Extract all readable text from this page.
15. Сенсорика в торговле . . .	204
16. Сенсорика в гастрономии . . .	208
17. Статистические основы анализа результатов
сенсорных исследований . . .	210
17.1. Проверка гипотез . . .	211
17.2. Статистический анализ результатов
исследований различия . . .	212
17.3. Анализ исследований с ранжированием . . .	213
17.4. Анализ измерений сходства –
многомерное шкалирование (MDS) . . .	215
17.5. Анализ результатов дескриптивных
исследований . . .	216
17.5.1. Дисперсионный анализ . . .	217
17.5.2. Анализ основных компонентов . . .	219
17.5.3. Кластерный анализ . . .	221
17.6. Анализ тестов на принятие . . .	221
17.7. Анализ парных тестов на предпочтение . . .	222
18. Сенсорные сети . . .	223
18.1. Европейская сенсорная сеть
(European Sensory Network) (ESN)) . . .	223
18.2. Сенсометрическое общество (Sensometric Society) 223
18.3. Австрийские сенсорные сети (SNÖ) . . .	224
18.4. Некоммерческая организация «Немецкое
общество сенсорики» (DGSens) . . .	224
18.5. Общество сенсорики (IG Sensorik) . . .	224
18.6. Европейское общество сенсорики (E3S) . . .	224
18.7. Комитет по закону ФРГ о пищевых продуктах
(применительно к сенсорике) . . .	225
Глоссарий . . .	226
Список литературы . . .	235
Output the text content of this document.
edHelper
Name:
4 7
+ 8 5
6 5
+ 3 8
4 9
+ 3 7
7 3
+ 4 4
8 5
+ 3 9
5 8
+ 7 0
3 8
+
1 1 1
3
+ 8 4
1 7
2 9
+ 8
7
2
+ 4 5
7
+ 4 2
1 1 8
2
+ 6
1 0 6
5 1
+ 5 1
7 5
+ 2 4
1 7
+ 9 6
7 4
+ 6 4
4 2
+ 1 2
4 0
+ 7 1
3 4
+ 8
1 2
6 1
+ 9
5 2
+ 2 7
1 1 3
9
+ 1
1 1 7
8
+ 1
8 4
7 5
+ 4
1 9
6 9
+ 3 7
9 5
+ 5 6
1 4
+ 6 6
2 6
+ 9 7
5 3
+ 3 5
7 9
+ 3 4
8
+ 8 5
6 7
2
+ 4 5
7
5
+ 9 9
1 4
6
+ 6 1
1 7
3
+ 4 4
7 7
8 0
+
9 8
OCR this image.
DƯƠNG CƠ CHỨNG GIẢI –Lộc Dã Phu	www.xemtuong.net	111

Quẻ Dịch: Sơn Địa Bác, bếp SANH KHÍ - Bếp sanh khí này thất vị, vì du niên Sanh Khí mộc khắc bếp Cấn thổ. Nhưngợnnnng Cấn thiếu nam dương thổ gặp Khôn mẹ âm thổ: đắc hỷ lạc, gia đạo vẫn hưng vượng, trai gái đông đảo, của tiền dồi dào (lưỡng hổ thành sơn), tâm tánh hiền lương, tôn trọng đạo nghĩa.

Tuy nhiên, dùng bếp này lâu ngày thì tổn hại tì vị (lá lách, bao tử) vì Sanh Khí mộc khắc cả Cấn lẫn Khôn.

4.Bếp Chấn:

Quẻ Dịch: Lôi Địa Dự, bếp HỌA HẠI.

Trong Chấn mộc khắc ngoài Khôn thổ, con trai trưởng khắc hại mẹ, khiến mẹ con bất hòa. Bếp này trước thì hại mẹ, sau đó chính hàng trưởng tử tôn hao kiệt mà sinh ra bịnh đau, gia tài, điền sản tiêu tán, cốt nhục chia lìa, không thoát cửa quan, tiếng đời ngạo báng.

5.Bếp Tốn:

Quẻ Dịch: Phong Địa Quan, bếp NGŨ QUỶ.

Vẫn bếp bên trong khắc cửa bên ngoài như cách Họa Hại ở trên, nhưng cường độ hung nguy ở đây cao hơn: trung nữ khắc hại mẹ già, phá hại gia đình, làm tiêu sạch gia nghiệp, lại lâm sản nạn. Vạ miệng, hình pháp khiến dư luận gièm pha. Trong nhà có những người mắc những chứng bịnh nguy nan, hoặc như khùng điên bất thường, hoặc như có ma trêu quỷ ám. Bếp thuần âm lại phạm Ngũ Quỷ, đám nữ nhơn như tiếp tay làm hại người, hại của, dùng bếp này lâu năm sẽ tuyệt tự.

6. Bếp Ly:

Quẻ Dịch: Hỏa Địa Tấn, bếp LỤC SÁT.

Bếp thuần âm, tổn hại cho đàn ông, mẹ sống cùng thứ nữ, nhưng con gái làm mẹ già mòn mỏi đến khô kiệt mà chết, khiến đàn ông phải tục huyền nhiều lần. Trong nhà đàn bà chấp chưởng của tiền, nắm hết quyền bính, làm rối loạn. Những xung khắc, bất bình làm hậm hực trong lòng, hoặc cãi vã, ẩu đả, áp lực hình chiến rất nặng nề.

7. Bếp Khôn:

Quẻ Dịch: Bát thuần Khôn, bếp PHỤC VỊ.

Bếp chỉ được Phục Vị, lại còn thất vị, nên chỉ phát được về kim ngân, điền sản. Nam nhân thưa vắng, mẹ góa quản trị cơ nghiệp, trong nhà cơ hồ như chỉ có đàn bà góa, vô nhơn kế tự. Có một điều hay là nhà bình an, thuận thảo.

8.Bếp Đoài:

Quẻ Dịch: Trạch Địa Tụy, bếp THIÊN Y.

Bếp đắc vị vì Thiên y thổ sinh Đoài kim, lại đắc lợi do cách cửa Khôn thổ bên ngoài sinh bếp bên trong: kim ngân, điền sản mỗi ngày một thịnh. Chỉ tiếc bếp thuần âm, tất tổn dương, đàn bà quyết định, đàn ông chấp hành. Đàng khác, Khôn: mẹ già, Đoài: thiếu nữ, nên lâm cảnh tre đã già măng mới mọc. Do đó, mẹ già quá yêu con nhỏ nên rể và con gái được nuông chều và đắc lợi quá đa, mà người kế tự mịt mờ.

————

■ Exercise instructions ■
Where a line above includes "nghiệp", copy that line.

■ Solution to this task ■
Vẫn bếp bên trong khắc cửa bên ngoài như cách Họa Hại ở trên, nhưng cường độ hung nguy ở đây cao hơn: trung nữ khắc hại mẹ già, phá hại gia đình, làm tiêu sạch gia nghiệp, lại lâm sản nạn. Vạ miệng, hình pháp khiến dư luận gièm pha. Trong nhà có những người mắc những chứng bịnh nguy nan, hoặc như khùng điên bất thường, hoặc như có ma trêu quỷ ám. Bếp thuần âm lại phạm Ngũ Quỷ, đám nữ nhơn như tiếp tay làm hại người, hại của, dùng bếp này lâu năm sẽ tuyệt tự.
Bếp chỉ được Phục Vị, lại còn thất vị, nên chỉ phát được về kim ngân, điền sản. Nam nhân thưa vắng, mẹ góa quản trị cơ nghiệp, trong nhà cơ hồ như chỉ có đàn bà góa, vô nhơn kế tự. Có một điều hay là nhà bình an, thuận thảo.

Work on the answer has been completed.